(Recorded data)
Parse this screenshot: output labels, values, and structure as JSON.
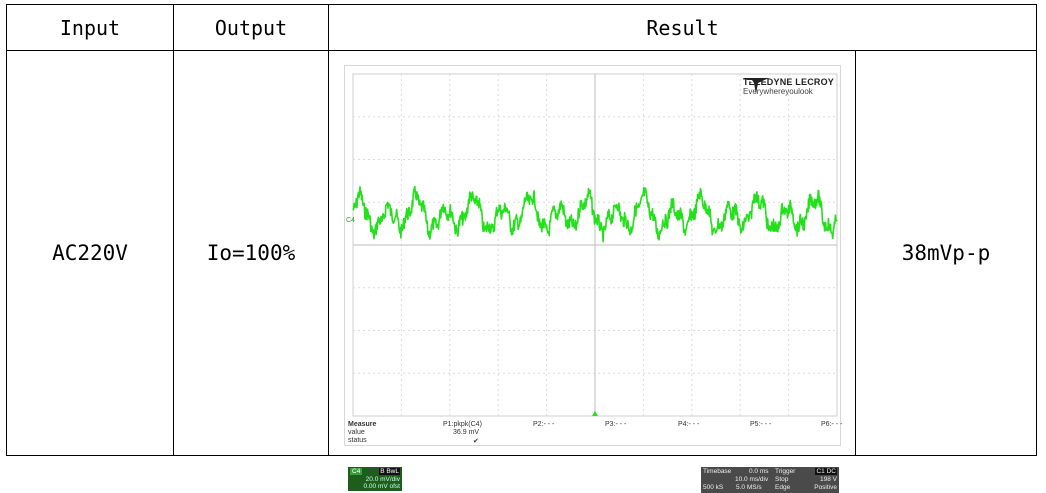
{
  "headers": {
    "input": "Input",
    "output": "Output",
    "result": "Result"
  },
  "row": {
    "input": "AC220V",
    "output": "Io=100%",
    "result_value": "38mVp-p"
  },
  "scope": {
    "logo_brand": "TELEDYNE LECROY",
    "logo_tagline": "Everywhereyoulook",
    "channel_marker": "C4",
    "trace_color": "#22e01a",
    "measure": {
      "label": "Measure",
      "value_label": "value",
      "status_label": "status",
      "p1_name": "P1:pkpk(C4)",
      "p1_value": "36.9 mV",
      "p1_status": "✔",
      "p2": "P2:- - -",
      "p3": "P3:- - -",
      "p4": "P4:- - -",
      "p5": "P5:- - -",
      "p6": "P6:- - -"
    },
    "channel_box": {
      "name": "C4",
      "flags": "B BwL",
      "vdiv": "20.0 mV/div",
      "offset": "0.00 mV ofst"
    },
    "timebase": {
      "label": "Timebase",
      "delay": "0.0 ms",
      "tdiv": "10.0 ms/div",
      "samples": "500 kS",
      "rate": "5.0 MS/s",
      "trigger_label": "Trigger",
      "trigger_ch": "C1 DC",
      "mode": "Stop",
      "level": "198 V",
      "type": "Edge",
      "slope": "Positive"
    }
  }
}
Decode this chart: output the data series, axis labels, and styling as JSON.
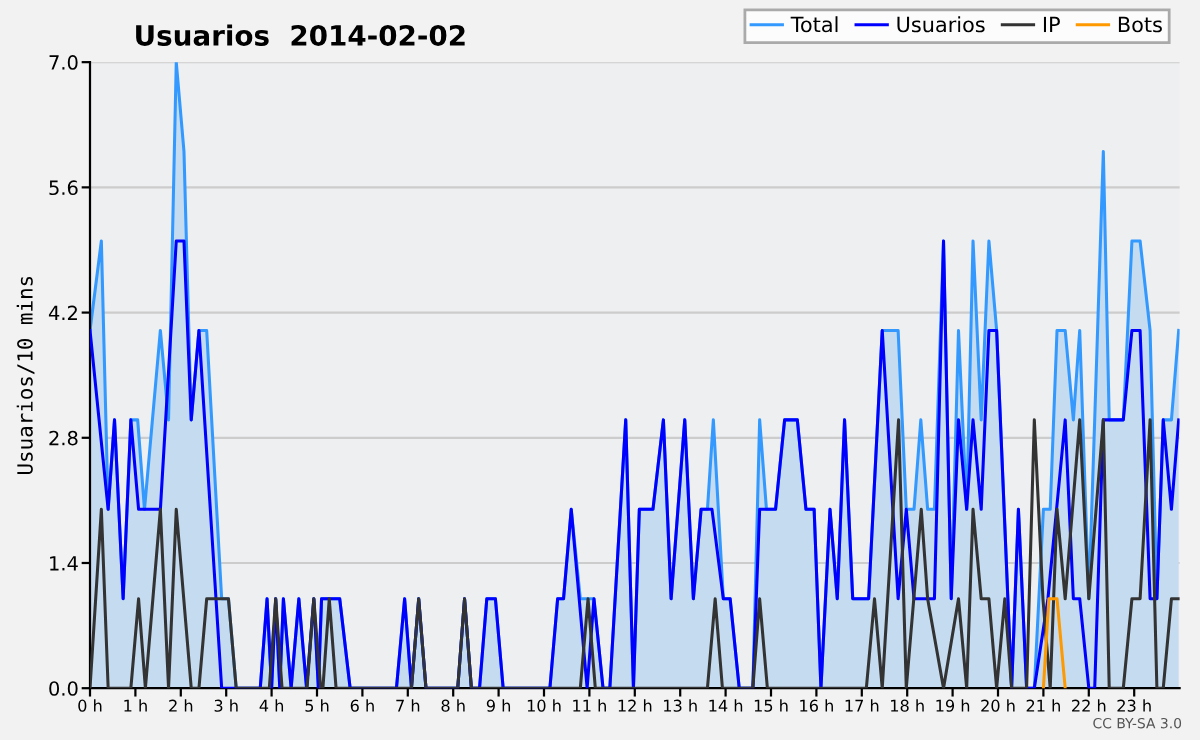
{
  "chart_data": {
    "type": "line",
    "title": "Usuarios  2014-02-02",
    "ylabel": "Usuarios/10 mins",
    "annotations": [
      "CC BY-SA 3.0"
    ],
    "xlim": [
      0,
      24
    ],
    "xticks": [
      {
        "value": 0,
        "label": "0 h"
      },
      {
        "value": 1,
        "label": "1 h"
      },
      {
        "value": 2,
        "label": "2 h"
      },
      {
        "value": 3,
        "label": "3 h"
      },
      {
        "value": 4,
        "label": "4 h"
      },
      {
        "value": 5,
        "label": "5 h"
      },
      {
        "value": 6,
        "label": "6 h"
      },
      {
        "value": 7,
        "label": "7 h"
      },
      {
        "value": 8,
        "label": "8 h"
      },
      {
        "value": 9,
        "label": "9 h"
      },
      {
        "value": 10,
        "label": "10 h"
      },
      {
        "value": 11,
        "label": "11 h"
      },
      {
        "value": 12,
        "label": "12 h"
      },
      {
        "value": 13,
        "label": "13 h"
      },
      {
        "value": 14,
        "label": "14 h"
      },
      {
        "value": 15,
        "label": "15 h"
      },
      {
        "value": 16,
        "label": "16 h"
      },
      {
        "value": 17,
        "label": "17 h"
      },
      {
        "value": 18,
        "label": "18 h"
      },
      {
        "value": 19,
        "label": "19 h"
      },
      {
        "value": 20,
        "label": "20 h"
      },
      {
        "value": 21,
        "label": "21 h"
      },
      {
        "value": 22,
        "label": "22 h"
      },
      {
        "value": 23,
        "label": "23 h"
      }
    ],
    "ylim": [
      0,
      7
    ],
    "yticks": [
      {
        "value": 0,
        "label": "0.0"
      },
      1.4,
      2.8,
      4.2,
      5.6,
      {
        "value": 7,
        "label": "7.0"
      }
    ],
    "grid": "y",
    "legend": "top right",
    "marker": "none",
    "line_style": "solid",
    "series": [
      {
        "name": "Total",
        "color": "#3399ff",
        "type": "area",
        "x": [
          0,
          0.25,
          0.4,
          0.54,
          0.73,
          0.9,
          1.05,
          1.2,
          1.55,
          1.73,
          1.9,
          2.07,
          2.23,
          2.4,
          2.57,
          2.9,
          3.05,
          3.22,
          3.75,
          3.9,
          4.0,
          4.09,
          4.18,
          4.26,
          4.43,
          4.6,
          4.77,
          4.93,
          5.03,
          5.1,
          5.5,
          5.73,
          6.75,
          6.93,
          7.08,
          7.24,
          7.4,
          8.1,
          8.25,
          8.4,
          8.58,
          8.74,
          8.93,
          9.1,
          10.13,
          10.3,
          10.43,
          10.6,
          10.8,
          11.1,
          11.3,
          11.45,
          11.8,
          11.97,
          12.1,
          12.4,
          12.63,
          12.8,
          13.1,
          13.29,
          13.46,
          13.6,
          13.73,
          13.95,
          14.1,
          14.3,
          14.6,
          14.75,
          14.9,
          15.1,
          15.3,
          15.58,
          15.77,
          15.95,
          16.1,
          16.3,
          16.46,
          16.62,
          16.8,
          17.15,
          17.45,
          17.8,
          17.98,
          18.15,
          18.3,
          18.45,
          18.6,
          18.8,
          18.97,
          19.13,
          19.31,
          19.45,
          19.63,
          19.8,
          19.97,
          20.3,
          20.45,
          20.63,
          20.8,
          21.0,
          21.15,
          21.3,
          21.48,
          21.66,
          21.8,
          22.0,
          22.13,
          22.32,
          22.45,
          22.76,
          22.95,
          23.13,
          23.35,
          23.5,
          23.64,
          23.82,
          23.98
        ],
        "values": [
          4,
          5,
          2,
          3,
          1,
          3,
          3,
          2,
          4,
          3,
          7,
          6,
          3,
          4,
          4,
          1,
          1,
          0,
          0,
          1,
          0,
          1,
          0,
          1,
          0,
          1,
          0,
          1,
          0,
          1,
          1,
          0,
          0,
          1,
          0,
          1,
          0,
          0,
          1,
          0,
          0,
          1,
          1,
          0,
          0,
          1,
          1,
          2,
          1,
          1,
          0,
          0,
          3,
          0,
          2,
          2,
          3,
          1,
          3,
          1,
          2,
          2,
          3,
          1,
          1,
          0,
          0,
          3,
          2,
          2,
          3,
          3,
          2,
          2,
          0,
          2,
          1,
          3,
          1,
          1,
          4,
          4,
          2,
          2,
          3,
          2,
          2,
          5,
          1,
          4,
          2,
          5,
          3,
          5,
          4,
          0,
          2,
          0,
          0,
          2,
          2,
          4,
          4,
          3,
          4,
          1,
          3,
          6,
          3,
          3,
          5,
          5,
          4,
          1,
          3,
          3,
          4
        ]
      },
      {
        "name": "Usuarios",
        "color": "#0000ff",
        "x": [
          0,
          0.4,
          0.54,
          0.73,
          0.9,
          1.07,
          1.55,
          1.9,
          2.07,
          2.23,
          2.4,
          2.9,
          3.75,
          3.9,
          4.0,
          4.09,
          4.18,
          4.26,
          4.43,
          4.6,
          4.77,
          4.93,
          5.03,
          5.1,
          5.5,
          5.73,
          6.75,
          6.93,
          7.08,
          7.24,
          7.4,
          8.1,
          8.25,
          8.4,
          8.58,
          8.74,
          8.93,
          9.1,
          10.13,
          10.3,
          10.43,
          10.6,
          10.95,
          11.1,
          11.3,
          11.45,
          11.8,
          11.97,
          12.1,
          12.4,
          12.63,
          12.8,
          13.1,
          13.29,
          13.46,
          13.7,
          13.95,
          14.1,
          14.3,
          14.6,
          14.75,
          15.1,
          15.3,
          15.58,
          15.77,
          15.95,
          16.1,
          16.3,
          16.46,
          16.62,
          16.8,
          17.15,
          17.45,
          17.8,
          17.98,
          18.15,
          18.6,
          18.8,
          18.97,
          19.13,
          19.31,
          19.45,
          19.63,
          19.8,
          19.97,
          20.3,
          20.45,
          20.63,
          20.8,
          21.1,
          21.48,
          21.66,
          21.8,
          22.0,
          22.13,
          22.32,
          22.76,
          22.95,
          23.13,
          23.35,
          23.5,
          23.64,
          23.82,
          23.98
        ],
        "values": [
          4,
          2,
          3,
          1,
          3,
          2,
          2,
          5,
          5,
          3,
          4,
          0,
          0,
          1,
          0,
          1,
          0,
          1,
          0,
          1,
          0,
          1,
          0,
          1,
          1,
          0,
          0,
          1,
          0,
          1,
          0,
          0,
          1,
          0,
          0,
          1,
          1,
          0,
          0,
          1,
          1,
          2,
          0,
          1,
          0,
          0,
          3,
          0,
          2,
          2,
          3,
          1,
          3,
          1,
          2,
          2,
          1,
          1,
          0,
          0,
          2,
          2,
          3,
          3,
          2,
          2,
          0,
          2,
          1,
          3,
          1,
          1,
          4,
          1,
          2,
          1,
          1,
          5,
          1,
          3,
          2,
          3,
          2,
          4,
          4,
          0,
          2,
          0,
          0,
          1,
          3,
          1,
          1,
          0,
          0,
          3,
          3,
          4,
          4,
          1,
          1,
          3,
          2,
          3
        ]
      },
      {
        "name": "IP",
        "color": "#333333",
        "x": [
          0,
          0.25,
          0.4,
          0.9,
          1.07,
          1.22,
          1.55,
          1.73,
          1.9,
          2.23,
          2.4,
          2.57,
          3.05,
          3.22,
          3.95,
          4.09,
          4.23,
          4.78,
          4.93,
          5.08,
          5.13,
          5.27,
          5.42,
          7.08,
          7.24,
          7.4,
          8.1,
          8.25,
          8.4,
          10.8,
          10.97,
          11.13,
          13.6,
          13.77,
          13.93,
          14.6,
          14.75,
          14.92,
          17.1,
          17.28,
          17.45,
          17.81,
          17.98,
          18.31,
          18.45,
          18.8,
          19.13,
          19.31,
          19.45,
          19.63,
          19.8,
          19.97,
          20.15,
          20.3,
          20.63,
          20.8,
          20.99,
          21.15,
          21.3,
          21.48,
          21.8,
          22.0,
          22.32,
          22.45,
          22.76,
          22.95,
          23.13,
          23.35,
          23.5,
          23.64,
          23.82,
          23.98
        ],
        "values": [
          0,
          2,
          0,
          0,
          1,
          0,
          2,
          0,
          2,
          0,
          0,
          1,
          1,
          0,
          0,
          1,
          0,
          0,
          1,
          0,
          0,
          1,
          0,
          0,
          1,
          0,
          0,
          1,
          0,
          0,
          1,
          0,
          0,
          1,
          0,
          0,
          1,
          0,
          0,
          1,
          0,
          3,
          0,
          2,
          1,
          0,
          1,
          0,
          2,
          1,
          1,
          0,
          1,
          0,
          0,
          3,
          1,
          0,
          2,
          1,
          3,
          1,
          3,
          0,
          0,
          1,
          1,
          3,
          0,
          0,
          1,
          1
        ]
      },
      {
        "name": "Bots",
        "color": "#ff9900",
        "x": [
          21.0,
          21.12,
          21.3,
          21.48
        ],
        "values": [
          0,
          1,
          1,
          0
        ]
      }
    ]
  }
}
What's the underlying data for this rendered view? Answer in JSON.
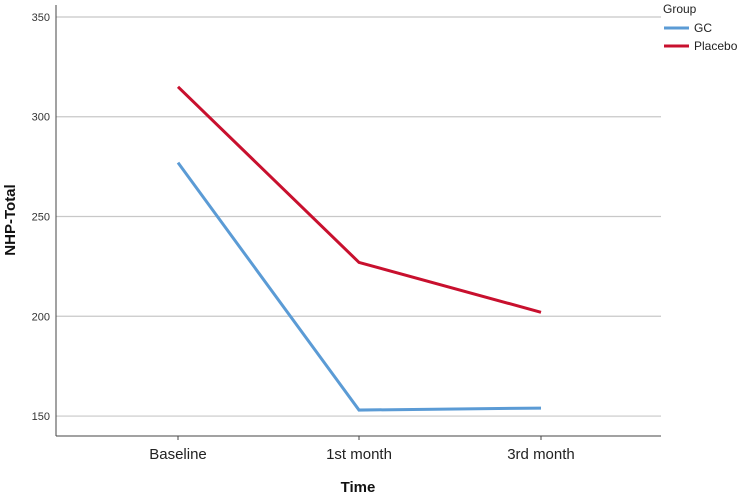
{
  "chart_data": {
    "type": "line",
    "title": "",
    "xlabel": "Time",
    "ylabel": "NHP-Total",
    "categories": [
      "Baseline",
      "1st month",
      "3rd month"
    ],
    "ylim": [
      140,
      356
    ],
    "yticks": [
      150,
      200,
      250,
      300,
      350
    ],
    "grid": true,
    "legend": {
      "title": "Group",
      "placement": "top-right"
    },
    "series": [
      {
        "name": "GC",
        "color": "#5b9bd5",
        "values": [
          277,
          153,
          154
        ]
      },
      {
        "name": "Placebo",
        "color": "#c8102e",
        "values": [
          315,
          227,
          202
        ]
      }
    ]
  }
}
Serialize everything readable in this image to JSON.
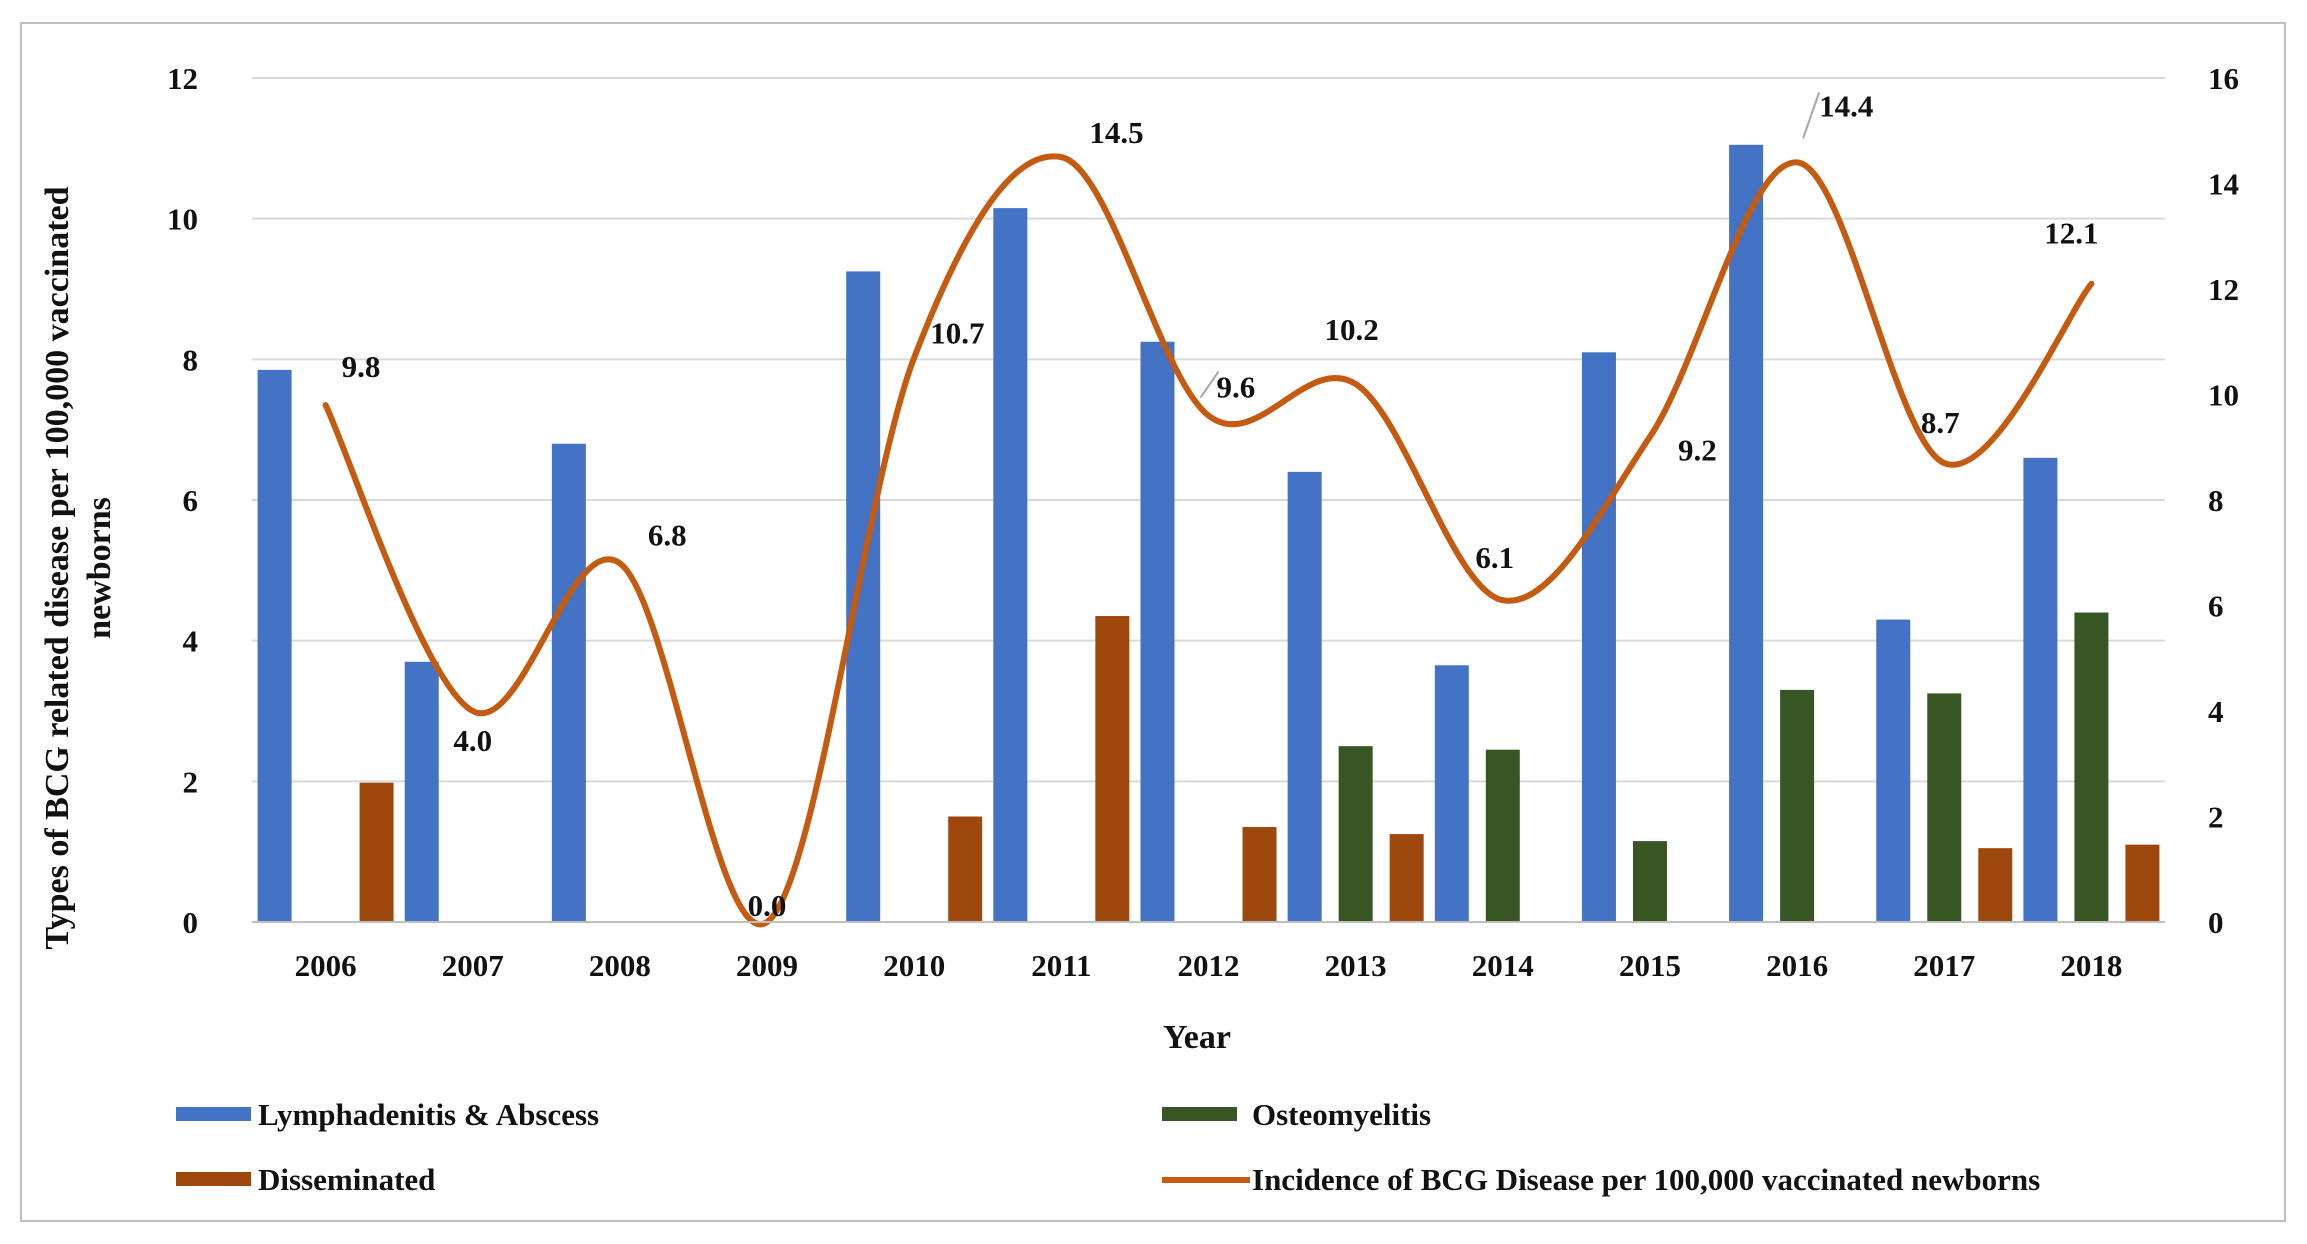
{
  "chart_data": {
    "type": "bar",
    "title": "",
    "xlabel": "Year",
    "ylabel_line1": "Types  of BCG related disease per 100,000 vaccinated",
    "ylabel_line2": "newborns",
    "ylim": [
      0,
      12
    ],
    "y2lim": [
      0,
      16
    ],
    "yticks": [
      "0",
      "2",
      "4",
      "6",
      "8",
      "10",
      "12"
    ],
    "y2ticks": [
      "0",
      "2",
      "4",
      "6",
      "8",
      "10",
      "12",
      "14",
      "16"
    ],
    "categories": [
      "2006",
      "2007",
      "2008",
      "2009",
      "2010",
      "2011",
      "2012",
      "2013",
      "2014",
      "2015",
      "2016",
      "2017",
      "2018"
    ],
    "series": [
      {
        "name": "Lymphadenitis & Abscess",
        "kind": "bar",
        "axis": "left",
        "color": "#4472c4",
        "values": [
          7.85,
          3.7,
          6.8,
          0,
          9.25,
          10.15,
          8.25,
          6.4,
          3.65,
          8.1,
          11.05,
          4.3,
          6.6
        ]
      },
      {
        "name": "Osteomyelitis",
        "kind": "bar",
        "axis": "left",
        "color": "#375623",
        "values": [
          0,
          0,
          0,
          0,
          0,
          0,
          0,
          2.5,
          2.45,
          1.15,
          3.3,
          3.25,
          4.4
        ]
      },
      {
        "name": "Disseminated",
        "kind": "bar",
        "axis": "left",
        "color": "#9e480e",
        "values": [
          1.98,
          0,
          0,
          0,
          1.5,
          4.35,
          1.35,
          1.25,
          0,
          0,
          0,
          1.05,
          1.1
        ]
      },
      {
        "name": "Incidence of BCG Disease per 100,000 vaccinated newborns",
        "kind": "line",
        "axis": "right",
        "color": "#c55a11",
        "values": [
          9.8,
          4.0,
          6.8,
          0.0,
          10.7,
          14.5,
          9.6,
          10.2,
          6.1,
          9.2,
          14.4,
          8.7,
          12.1
        ],
        "labels": [
          "9.8",
          "4.0",
          "6.8",
          "0.0",
          "10.7",
          "14.5",
          "9.6",
          "10.2",
          "6.1",
          "9.2",
          "14.4",
          "8.7",
          "12.1"
        ]
      }
    ],
    "legend_position": "bottom"
  }
}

- To be done -
From the entries above, extract every line where the word "vaccinated" appears.

- Task response -
    "ylabel_line1": "Types  of BCG related disease per 100,000 vaccinated",
        "name": "Incidence of BCG Disease per 100,000 vaccinated newborns",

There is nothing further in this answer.